• Recorded data:
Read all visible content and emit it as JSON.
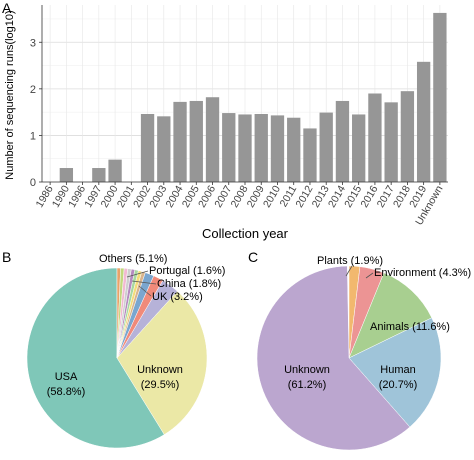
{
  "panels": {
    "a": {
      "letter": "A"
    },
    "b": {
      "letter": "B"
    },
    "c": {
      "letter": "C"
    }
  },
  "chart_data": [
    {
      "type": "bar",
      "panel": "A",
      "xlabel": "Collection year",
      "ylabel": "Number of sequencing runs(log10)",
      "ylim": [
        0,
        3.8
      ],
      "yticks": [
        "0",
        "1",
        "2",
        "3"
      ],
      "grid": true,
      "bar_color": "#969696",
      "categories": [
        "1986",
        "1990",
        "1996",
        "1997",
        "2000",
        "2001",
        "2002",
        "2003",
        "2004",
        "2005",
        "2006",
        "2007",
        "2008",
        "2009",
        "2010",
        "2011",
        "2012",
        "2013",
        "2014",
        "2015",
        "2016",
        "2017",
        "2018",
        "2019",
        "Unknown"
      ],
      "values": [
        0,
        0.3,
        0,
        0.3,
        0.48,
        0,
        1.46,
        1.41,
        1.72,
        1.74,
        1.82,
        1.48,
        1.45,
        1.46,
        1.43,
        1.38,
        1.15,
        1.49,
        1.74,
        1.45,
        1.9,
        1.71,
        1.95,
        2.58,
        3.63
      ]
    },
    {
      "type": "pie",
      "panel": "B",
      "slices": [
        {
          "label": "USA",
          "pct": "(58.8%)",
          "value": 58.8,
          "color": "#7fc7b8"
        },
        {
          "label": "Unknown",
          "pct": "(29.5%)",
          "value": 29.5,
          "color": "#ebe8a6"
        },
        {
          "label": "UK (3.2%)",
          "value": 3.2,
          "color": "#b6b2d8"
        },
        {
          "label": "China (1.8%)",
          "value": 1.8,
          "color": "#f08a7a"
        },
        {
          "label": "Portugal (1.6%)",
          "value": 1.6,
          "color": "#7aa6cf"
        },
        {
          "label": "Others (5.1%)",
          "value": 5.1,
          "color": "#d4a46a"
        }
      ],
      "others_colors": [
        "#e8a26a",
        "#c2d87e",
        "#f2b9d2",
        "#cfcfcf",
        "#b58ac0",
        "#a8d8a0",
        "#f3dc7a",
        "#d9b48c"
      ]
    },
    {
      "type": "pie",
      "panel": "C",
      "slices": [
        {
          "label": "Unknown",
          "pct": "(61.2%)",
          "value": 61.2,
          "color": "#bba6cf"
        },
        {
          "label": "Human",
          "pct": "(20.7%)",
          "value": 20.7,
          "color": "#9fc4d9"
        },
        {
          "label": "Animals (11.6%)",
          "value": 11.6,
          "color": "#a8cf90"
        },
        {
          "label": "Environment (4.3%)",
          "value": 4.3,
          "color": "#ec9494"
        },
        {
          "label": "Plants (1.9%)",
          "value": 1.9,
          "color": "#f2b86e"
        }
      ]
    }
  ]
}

• WHAT THE EXERCISE ASKS: Set down every record once more, word for word, without pictures.

• ANSWER TO THE EXERCISE:
Read all visible content and emit it as JSON.
{
  "panels": {
    "a": {
      "letter": "A"
    },
    "b": {
      "letter": "B"
    },
    "c": {
      "letter": "C"
    }
  },
  "chart_data": [
    {
      "type": "bar",
      "panel": "A",
      "xlabel": "Collection year",
      "ylabel": "Number of sequencing runs(log10)",
      "ylim": [
        0,
        3.8
      ],
      "yticks": [
        "0",
        "1",
        "2",
        "3"
      ],
      "grid": true,
      "bar_color": "#969696",
      "categories": [
        "1986",
        "1990",
        "1996",
        "1997",
        "2000",
        "2001",
        "2002",
        "2003",
        "2004",
        "2005",
        "2006",
        "2007",
        "2008",
        "2009",
        "2010",
        "2011",
        "2012",
        "2013",
        "2014",
        "2015",
        "2016",
        "2017",
        "2018",
        "2019",
        "Unknown"
      ],
      "values": [
        0,
        0.3,
        0,
        0.3,
        0.48,
        0,
        1.46,
        1.41,
        1.72,
        1.74,
        1.82,
        1.48,
        1.45,
        1.46,
        1.43,
        1.38,
        1.15,
        1.49,
        1.74,
        1.45,
        1.9,
        1.71,
        1.95,
        2.58,
        3.63
      ]
    },
    {
      "type": "pie",
      "panel": "B",
      "slices": [
        {
          "label": "USA",
          "pct": "(58.8%)",
          "value": 58.8,
          "color": "#7fc7b8"
        },
        {
          "label": "Unknown",
          "pct": "(29.5%)",
          "value": 29.5,
          "color": "#ebe8a6"
        },
        {
          "label": "UK (3.2%)",
          "value": 3.2,
          "color": "#b6b2d8"
        },
        {
          "label": "China (1.8%)",
          "value": 1.8,
          "color": "#f08a7a"
        },
        {
          "label": "Portugal (1.6%)",
          "value": 1.6,
          "color": "#7aa6cf"
        },
        {
          "label": "Others (5.1%)",
          "value": 5.1,
          "color": "#d4a46a"
        }
      ],
      "others_colors": [
        "#e8a26a",
        "#c2d87e",
        "#f2b9d2",
        "#cfcfcf",
        "#b58ac0",
        "#a8d8a0",
        "#f3dc7a",
        "#d9b48c"
      ]
    },
    {
      "type": "pie",
      "panel": "C",
      "slices": [
        {
          "label": "Unknown",
          "pct": "(61.2%)",
          "value": 61.2,
          "color": "#bba6cf"
        },
        {
          "label": "Human",
          "pct": "(20.7%)",
          "value": 20.7,
          "color": "#9fc4d9"
        },
        {
          "label": "Animals (11.6%)",
          "value": 11.6,
          "color": "#a8cf90"
        },
        {
          "label": "Environment (4.3%)",
          "value": 4.3,
          "color": "#ec9494"
        },
        {
          "label": "Plants (1.9%)",
          "value": 1.9,
          "color": "#f2b86e"
        }
      ]
    }
  ]
}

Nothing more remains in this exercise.